设定任务 a: 根据节选，维护相关信息时参考的是线段树维护哪一类问题的方法？

节选:
###
Codeforces Round #742 (Div. 2) E. Non-Decreasing Dilemma 线段树

Posted 2021-09-22 kaka0010

原题链接：https://codeforces.ml/contest/1567/problem/E

目录

• 题意
• 分析
• Code

题意

有一个a序列，接下来会有两个操作

1. x y 将$a_x$改为y
2. l r 查询$[l,r]$区间内有多少p,q满足l<=p<=q<=r且$[a_p,a_{p+1}..a_q]$为不递减序列

分析

当我们知道一个区间大小为len时，那么满足条件的p,q对数为$len\ast (len+1)/2$，这个结论是显而易见的，因此直接丢在线段树上维护。

怎么维护呢，我们参考线段树维护最大连续区间和的方法。
记录lsum,rsum分别表示从左到右和从右到左连续长度是多少，记录lnum和rnum表示最左端和最右端的值是多少，记录sum为总区间个数。

首先我们在push_up的时候考虑左右区间的贡献，发现只有在中间部分连续时即p,q横跨mid时才会产生多余的贡献，那么我们先加上左右区间的贡献，然后减去响应连续段的贡献，最后加上合并后的贡献。具体实现可以看代码。

Code

#include <bits/stdc++.h>
using namespace std;
typedef long long ll;
typedef unsigned int ul;
typedef pair<int, int> PII;
const ll inf = 2e18;
const int N = 2e5 + 10;
const int M = 1e6 + 10;
const ll mod = 1e9 + 7;
const double eps = 1e-8;

#define lowbit(i) (i & -i)
###
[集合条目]

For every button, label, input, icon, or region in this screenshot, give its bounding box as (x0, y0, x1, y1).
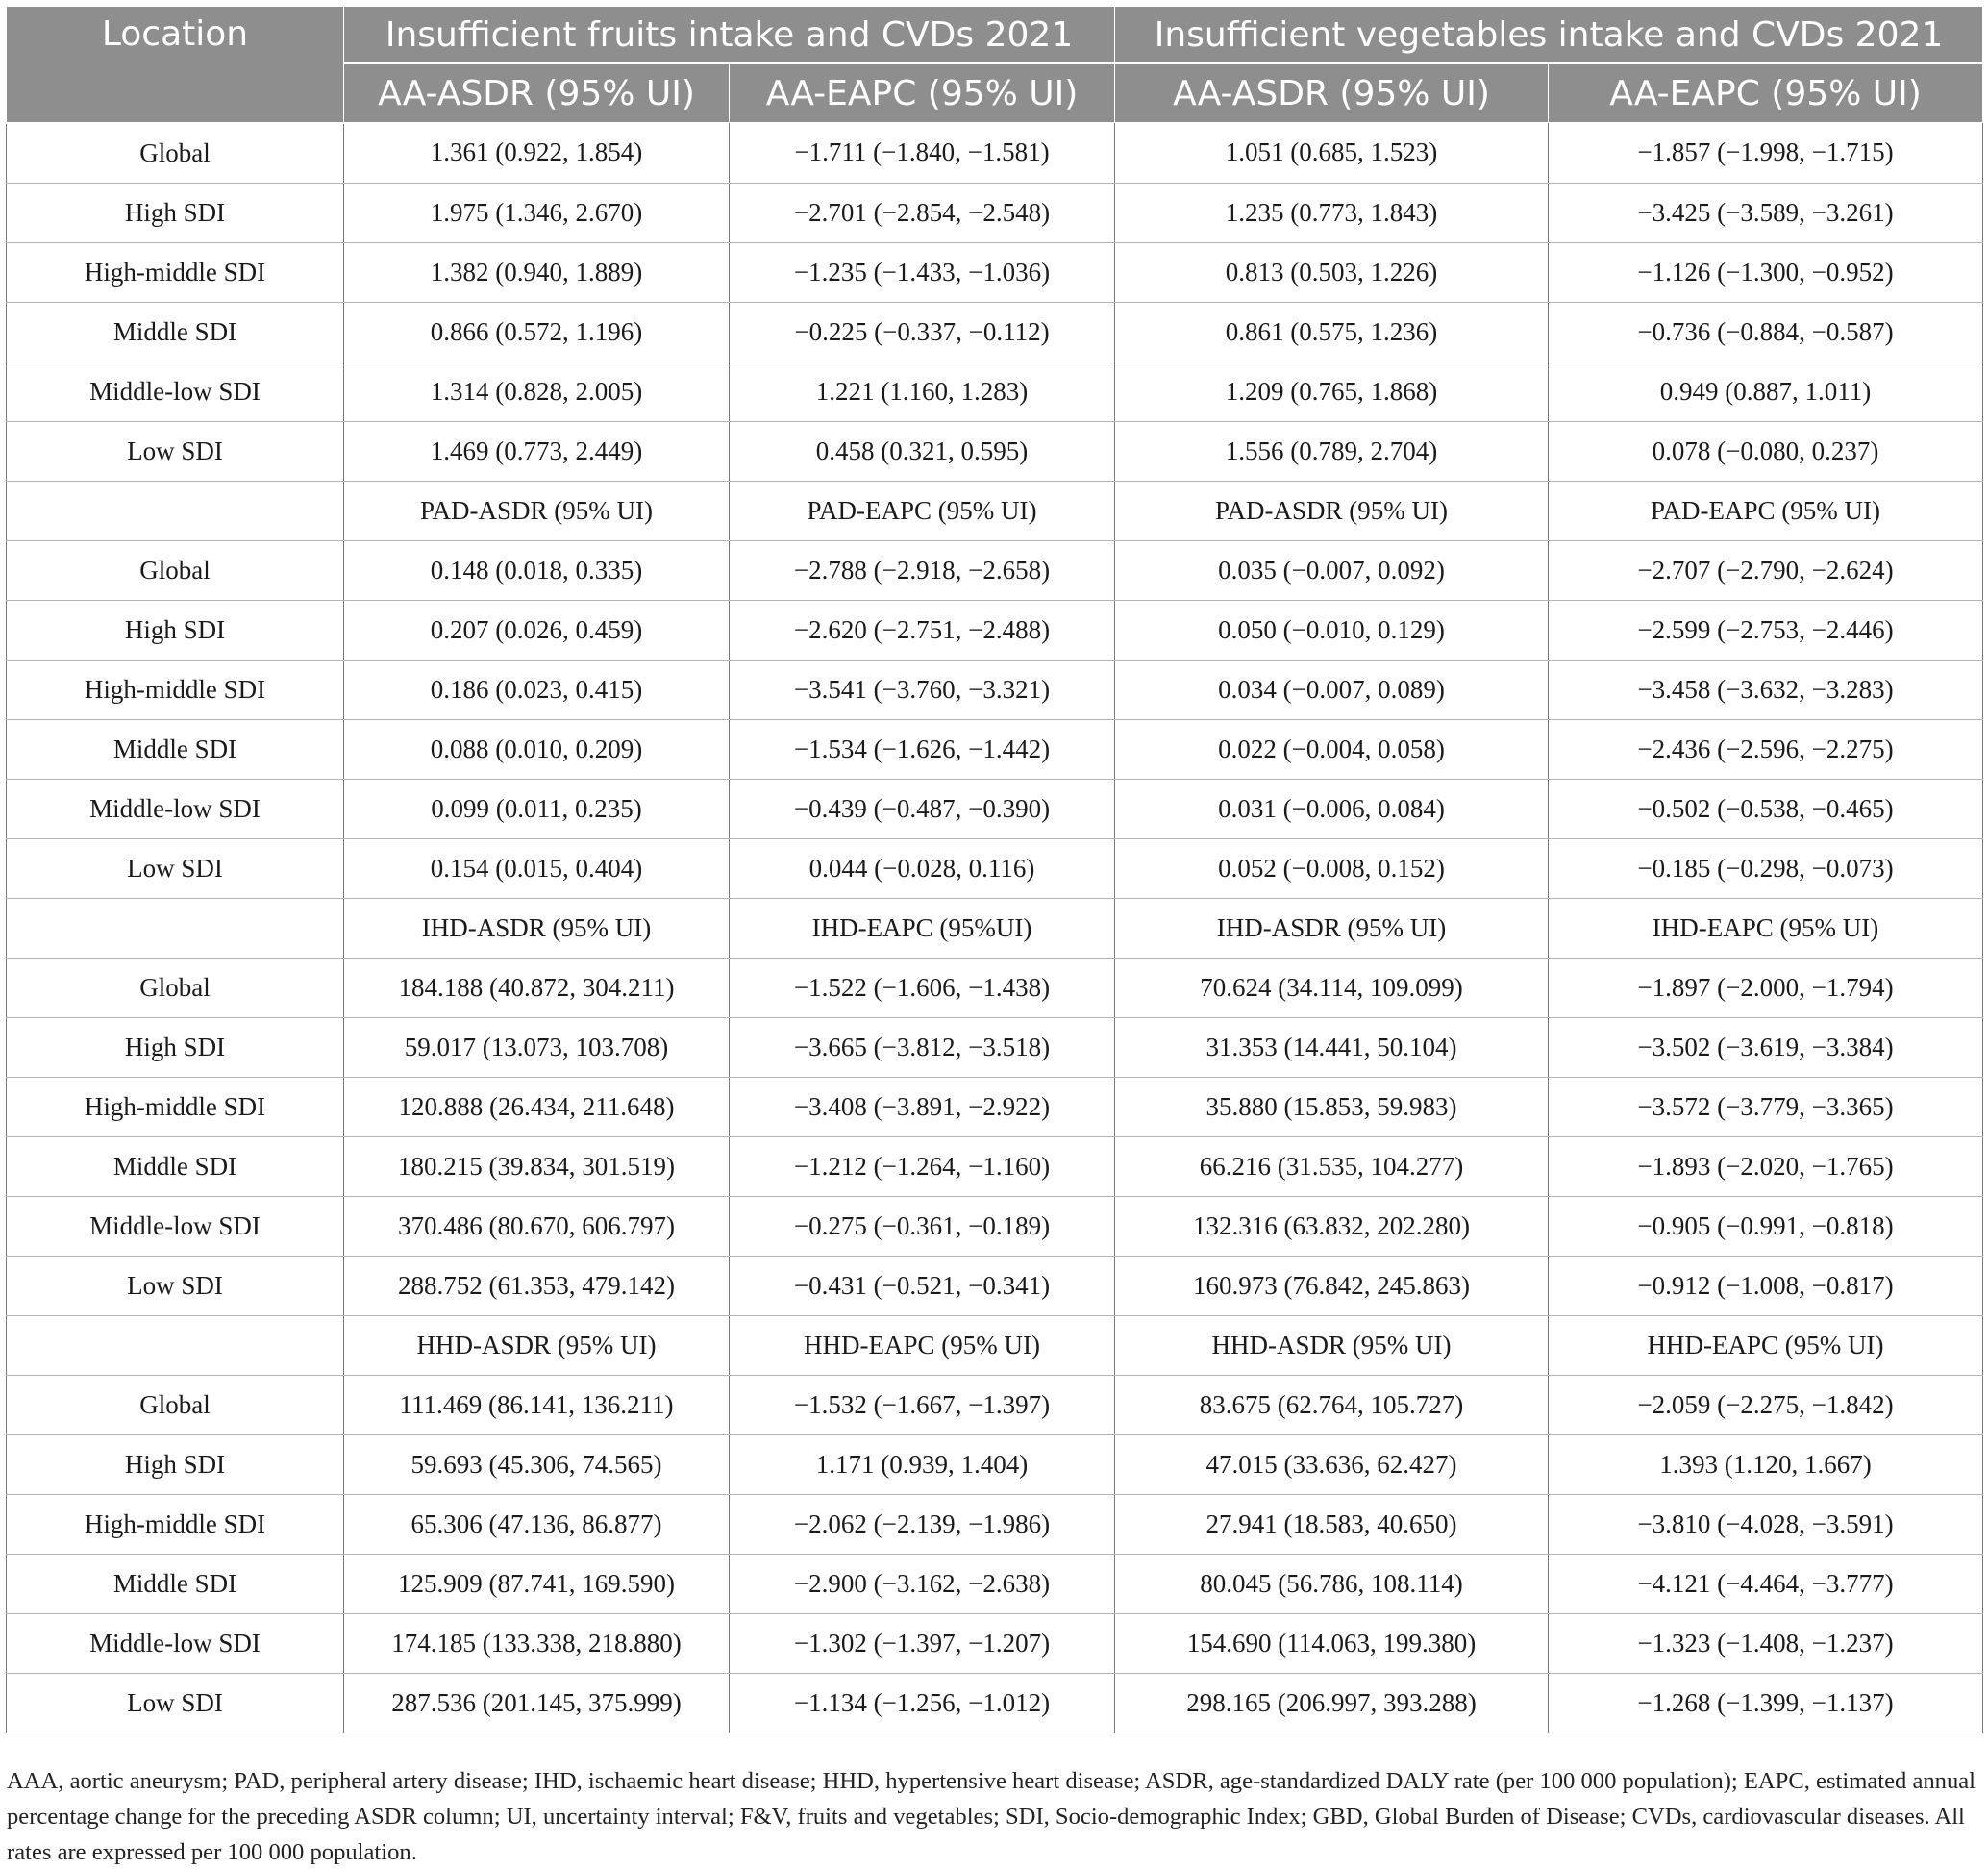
location-cell: Low SDI (7, 1256, 344, 1315)
location-cell: Middle SDI (7, 1554, 344, 1613)
value-cell: 1.314 (0.828, 2.005) (344, 362, 730, 421)
metric-header-cell: IHD-EAPC (95% UI) (1549, 898, 1983, 958)
value-cell: −3.572 (−3.779, −3.365) (1549, 1077, 1983, 1136)
table-row (7, 1017, 1983, 1077)
location-cell: Low SDI (7, 1673, 344, 1733)
location-cell: Global (7, 540, 344, 600)
subheader-row (7, 481, 1983, 540)
table-row (7, 540, 1983, 600)
value-cell: −1.323 (−1.408, −1.237) (1549, 1613, 1983, 1673)
location-cell: Middle-low SDI (7, 1196, 344, 1256)
location-cell: Low SDI (7, 838, 344, 898)
value-cell: 0.078 (−0.080, 0.237) (1549, 421, 1983, 481)
value-cell: 1.975 (1.346, 2.670) (344, 183, 730, 242)
value-cell: −0.905 (−0.991, −0.818) (1549, 1196, 1983, 1256)
value-cell: −2.788 (−2.918, −2.658) (730, 540, 1115, 600)
metric-header-cell: PAD-EAPC (95% UI) (1549, 481, 1983, 540)
metric-header-cell: IHD-ASDR (95% UI) (344, 898, 730, 958)
vegetables-group-header: Insufficient vegetables intake and CVDs 2021 (1115, 7, 1983, 64)
value-cell: −0.736 (−0.884, −0.587) (1549, 302, 1983, 362)
location-cell (7, 1315, 344, 1375)
value-cell: 287.536 (201.145, 375.999) (344, 1673, 730, 1733)
value-cell: 0.022 (−0.004, 0.058) (1115, 719, 1549, 779)
table-row (7, 838, 1983, 898)
value-cell: 1.235 (0.773, 1.843) (1115, 183, 1549, 242)
value-cell: −1.212 (−1.264, −1.160) (730, 1136, 1115, 1196)
value-cell: −0.502 (−0.538, −0.465) (1549, 779, 1983, 838)
column-header: AA-ASDR (95% UI) (1115, 63, 1549, 123)
value-cell: 0.458 (0.321, 0.595) (730, 421, 1115, 481)
value-cell: 0.186 (0.023, 0.415) (344, 660, 730, 719)
value-cell: 1.469 (0.773, 2.449) (344, 421, 730, 481)
value-cell: 0.035 (−0.007, 0.092) (1115, 540, 1549, 600)
data-table (6, 6, 1983, 1733)
value-cell: 65.306 (47.136, 86.877) (344, 1494, 730, 1554)
table-row (7, 600, 1983, 660)
value-cell: −3.425 (−3.589, −3.261) (1549, 183, 1983, 242)
location-cell: Global (7, 1375, 344, 1434)
value-cell: 70.624 (34.114, 109.099) (1115, 958, 1549, 1017)
location-cell (7, 898, 344, 958)
table-row (7, 1256, 1983, 1315)
value-cell: 0.052 (−0.008, 0.152) (1115, 838, 1549, 898)
table-row (7, 1077, 1983, 1136)
value-cell: 0.099 (0.011, 0.235) (344, 779, 730, 838)
value-cell: 298.165 (206.997, 393.288) (1115, 1673, 1549, 1733)
location-cell: Global (7, 958, 344, 1017)
value-cell: −2.599 (−2.753, −2.446) (1549, 600, 1983, 660)
column-header: AA-ASDR (95% UI) (344, 63, 730, 123)
value-cell: 154.690 (114.063, 199.380) (1115, 1613, 1549, 1673)
value-cell: 80.045 (56.786, 108.114) (1115, 1554, 1549, 1613)
subheader-row (7, 1315, 1983, 1375)
value-cell: −1.522 (−1.606, −1.438) (730, 958, 1115, 1017)
value-cell: 83.675 (62.764, 105.727) (1115, 1375, 1549, 1434)
value-cell: 160.973 (76.842, 245.863) (1115, 1256, 1549, 1315)
table-row (7, 1375, 1983, 1434)
value-cell: 0.088 (0.010, 0.209) (344, 719, 730, 779)
value-cell: 59.693 (45.306, 74.565) (344, 1434, 730, 1494)
table-row (7, 421, 1983, 481)
table-row (7, 1494, 1983, 1554)
value-cell: −3.502 (−3.619, −3.384) (1549, 1017, 1983, 1077)
value-cell: −0.185 (−0.298, −0.073) (1549, 838, 1983, 898)
table-row (7, 1196, 1983, 1256)
value-cell: 31.353 (14.441, 50.104) (1115, 1017, 1549, 1077)
location-cell: High-middle SDI (7, 1077, 344, 1136)
location-cell: Middle SDI (7, 302, 344, 362)
metric-header-cell: PAD-EAPC (95% UI) (730, 481, 1115, 540)
value-cell: −1.534 (−1.626, −1.442) (730, 719, 1115, 779)
value-cell: 0.031 (−0.006, 0.084) (1115, 779, 1549, 838)
table-row (7, 779, 1983, 838)
value-cell: −0.275 (−0.361, −0.189) (730, 1196, 1115, 1256)
value-cell: −1.235 (−1.433, −1.036) (730, 242, 1115, 302)
value-cell: −0.431 (−0.521, −0.341) (730, 1256, 1115, 1315)
value-cell: −2.059 (−2.275, −1.842) (1549, 1375, 1983, 1434)
location-cell: Middle SDI (7, 719, 344, 779)
location-cell: Middle-low SDI (7, 779, 344, 838)
value-cell: −1.711 (−1.840, −1.581) (730, 123, 1115, 184)
value-cell: 1.209 (0.765, 1.868) (1115, 362, 1549, 421)
table-row (7, 1434, 1983, 1494)
value-cell: 0.148 (0.018, 0.335) (344, 540, 730, 600)
value-cell: 0.034 (−0.007, 0.089) (1115, 660, 1549, 719)
metric-header-cell: PAD-ASDR (95% UI) (1115, 481, 1549, 540)
value-cell: −0.439 (−0.487, −0.390) (730, 779, 1115, 838)
value-cell: −2.900 (−3.162, −2.638) (730, 1554, 1115, 1613)
value-cell: 184.188 (40.872, 304.211) (344, 958, 730, 1017)
value-cell: 0.866 (0.572, 1.196) (344, 302, 730, 362)
value-cell: −0.225 (−0.337, −0.112) (730, 302, 1115, 362)
value-cell: 66.216 (31.535, 104.277) (1115, 1136, 1549, 1196)
value-cell: 288.752 (61.353, 479.142) (344, 1256, 730, 1315)
value-cell: −2.436 (−2.596, −2.275) (1549, 719, 1983, 779)
table-row (7, 660, 1983, 719)
metric-header-cell: HHD-EAPC (95% UI) (730, 1315, 1115, 1375)
table-footnote: AAA, aortic aneurysm; PAD, peripheral artery disease; IHD, ischaemic heart disease; HHD, hypertensive heart disease; ASDR, age-standardized DALY rate (per 100 000 population); EAPC, estimated annual percentage change for the preceding ASDR column; UI, uncertainty interval; F&V, fruits and vegetables; SDI, Socio-demographic Index; GBD, Global Burden of Disease; CVDs, cardiovascular diseases. All rates are expressed per 100 000 population. (7, 1768, 1976, 1865)
value-cell: 27.941 (18.583, 40.650) (1115, 1494, 1549, 1554)
metric-header-cell: HHD-EAPC (95% UI) (1549, 1315, 1983, 1375)
value-cell: 120.888 (26.434, 211.648) (344, 1077, 730, 1136)
value-cell: −1.532 (−1.667, −1.397) (730, 1375, 1115, 1434)
value-cell: 0.861 (0.575, 1.236) (1115, 302, 1549, 362)
metric-header-cell: PAD-ASDR (95% UI) (344, 481, 730, 540)
table-row (7, 1136, 1983, 1196)
metric-header-cell: IHD-EAPC (95%UI) (730, 898, 1115, 958)
value-cell: −1.268 (−1.399, −1.137) (1549, 1673, 1983, 1733)
value-cell: −1.893 (−2.020, −1.765) (1549, 1136, 1983, 1196)
table-row (7, 242, 1983, 302)
value-cell: −1.134 (−1.256, −1.012) (730, 1673, 1115, 1733)
value-cell: −2.707 (−2.790, −2.624) (1549, 540, 1983, 600)
value-cell: −3.408 (−3.891, −2.922) (730, 1077, 1115, 1136)
table-row (7, 719, 1983, 779)
value-cell: 111.469 (86.141, 136.211) (344, 1375, 730, 1434)
value-cell: 47.015 (33.636, 62.427) (1115, 1434, 1549, 1494)
value-cell: 0.044 (−0.028, 0.116) (730, 838, 1115, 898)
value-cell: 370.486 (80.670, 606.797) (344, 1196, 730, 1256)
column-header: AA-EAPC (95% UI) (730, 63, 1115, 123)
value-cell: 0.154 (0.015, 0.404) (344, 838, 730, 898)
table-row (7, 183, 1983, 242)
location-cell: High SDI (7, 600, 344, 660)
value-cell: 1.221 (1.160, 1.283) (730, 362, 1115, 421)
table-row (7, 1554, 1983, 1613)
location-cell: High SDI (7, 1017, 344, 1077)
value-cell: 1.382 (0.940, 1.889) (344, 242, 730, 302)
table-row (7, 1673, 1983, 1733)
value-cell: 0.050 (−0.010, 0.129) (1115, 600, 1549, 660)
value-cell: 1.361 (0.922, 1.854) (344, 123, 730, 184)
value-cell: −2.620 (−2.751, −2.488) (730, 600, 1115, 660)
location-cell: High SDI (7, 1434, 344, 1494)
value-cell: −3.665 (−3.812, −3.518) (730, 1017, 1115, 1077)
value-cell: −3.810 (−4.028, −3.591) (1549, 1494, 1983, 1554)
column-header: AA-EAPC (95% UI) (1549, 63, 1983, 123)
value-cell: −3.458 (−3.632, −3.283) (1549, 660, 1983, 719)
value-cell: −1.126 (−1.300, −0.952) (1549, 242, 1983, 302)
table-row (7, 302, 1983, 362)
metric-header-cell: HHD-ASDR (95% UI) (344, 1315, 730, 1375)
location-cell (7, 481, 344, 540)
value-cell: 1.393 (1.120, 1.667) (1549, 1434, 1983, 1494)
value-cell: 1.051 (0.685, 1.523) (1115, 123, 1549, 184)
metric-header-cell: IHD-ASDR (95% UI) (1115, 898, 1549, 958)
value-cell: 35.880 (15.853, 59.983) (1115, 1077, 1549, 1136)
table-row (7, 123, 1983, 184)
header-row-groups (7, 7, 1983, 64)
location-cell: Low SDI (7, 421, 344, 481)
value-cell: −3.541 (−3.760, −3.321) (730, 660, 1115, 719)
table-row (7, 1613, 1983, 1673)
location-cell: High SDI (7, 183, 344, 242)
table-row (7, 362, 1983, 421)
fruits-group-header: Insufficient fruits intake and CVDs 2021 (344, 7, 1115, 64)
value-cell: −1.897 (−2.000, −1.794) (1549, 958, 1983, 1017)
value-cell: 132.316 (63.832, 202.280) (1115, 1196, 1549, 1256)
value-cell: 174.185 (133.338, 218.880) (344, 1613, 730, 1673)
value-cell: 125.909 (87.741, 169.590) (344, 1554, 730, 1613)
location-cell: High-middle SDI (7, 660, 344, 719)
value-cell: −1.857 (−1.998, −1.715) (1549, 123, 1983, 184)
location-cell: High-middle SDI (7, 242, 344, 302)
location-cell: Middle-low SDI (7, 362, 344, 421)
value-cell: 1.171 (0.939, 1.404) (730, 1434, 1115, 1494)
value-cell: 0.813 (0.503, 1.226) (1115, 242, 1549, 302)
value-cell: −1.302 (−1.397, −1.207) (730, 1613, 1115, 1673)
location-cell: High-middle SDI (7, 1494, 344, 1554)
value-cell: −0.912 (−1.008, −0.817) (1549, 1256, 1983, 1315)
value-cell: −4.121 (−4.464, −3.777) (1549, 1554, 1983, 1613)
value-cell: 0.207 (0.026, 0.459) (344, 600, 730, 660)
value-cell: 0.949 (0.887, 1.011) (1549, 362, 1983, 421)
value-cell: −2.062 (−2.139, −1.986) (730, 1494, 1115, 1554)
value-cell: 59.017 (13.073, 103.708) (344, 1017, 730, 1077)
value-cell: 180.215 (39.834, 301.519) (344, 1136, 730, 1196)
value-cell: −2.701 (−2.854, −2.548) (730, 183, 1115, 242)
table-row (7, 958, 1983, 1017)
location-header: Location (7, 7, 344, 123)
value-cell: 1.556 (0.789, 2.704) (1115, 421, 1549, 481)
subheader-row (7, 898, 1983, 958)
location-cell: Global (7, 123, 344, 184)
location-cell: Middle SDI (7, 1136, 344, 1196)
location-cell: Middle-low SDI (7, 1613, 344, 1673)
metric-header-cell: HHD-ASDR (95% UI) (1115, 1315, 1549, 1375)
###
设定任务 b: 请把数据行中从含有“location-cell: Low SDI (7, 1256, 344, 1315)”的那一行起，一直到含有“value-cell: −0.905 (−0.991, −0.818)”的那一行为止（首尾两行都算在内）的全部行，写成一个JSON字符串列表，每行对应一个字符串，空行略去。

正确输出 a: 参考的是线段树维护最大连续区间和的方法。

正确输出 b:
[
  "location-cell: Low SDI (7, 1256, 344, 1315)",
  "location-cell: Middle SDI (7, 1554, 344, 1613)",
  "value-cell: 1.314 (0.828, 2.005) (344, 362, 730, 421)",
  "metric-header-cell: IHD-EAPC (95% UI) (1549, 898, 1983, 958)",
  "value-cell: −3.572 (−3.779, −3.365) (1549, 1077, 1983, 1136)",
  "table-row (7, 1017, 1983, 1077)",
  "location-cell: Low SDI (7, 1673, 344, 1733)",
  "location-cell: Global (7, 540, 344, 600)",
  "subheader-row (7, 481, 1983, 540)",
  "table-row (7, 540, 1983, 600)",
  "value-cell: −1.323 (−1.408, −1.237) (1549, 1613, 1983, 1673)",
  "location-cell: Middle-low SDI (7, 1196, 344, 1256)",
  "location-cell: Low SDI (7, 838, 344, 898)",
  "value-cell: 0.078 (−0.080, 0.237) (1549, 421, 1983, 481)",
  "value-cell: 1.975 (1.346, 2.670) (344, 183, 730, 242)",
  "value-cell: −0.905 (−0.991, −0.818) (1549, 1196, 1983, 1256)"
]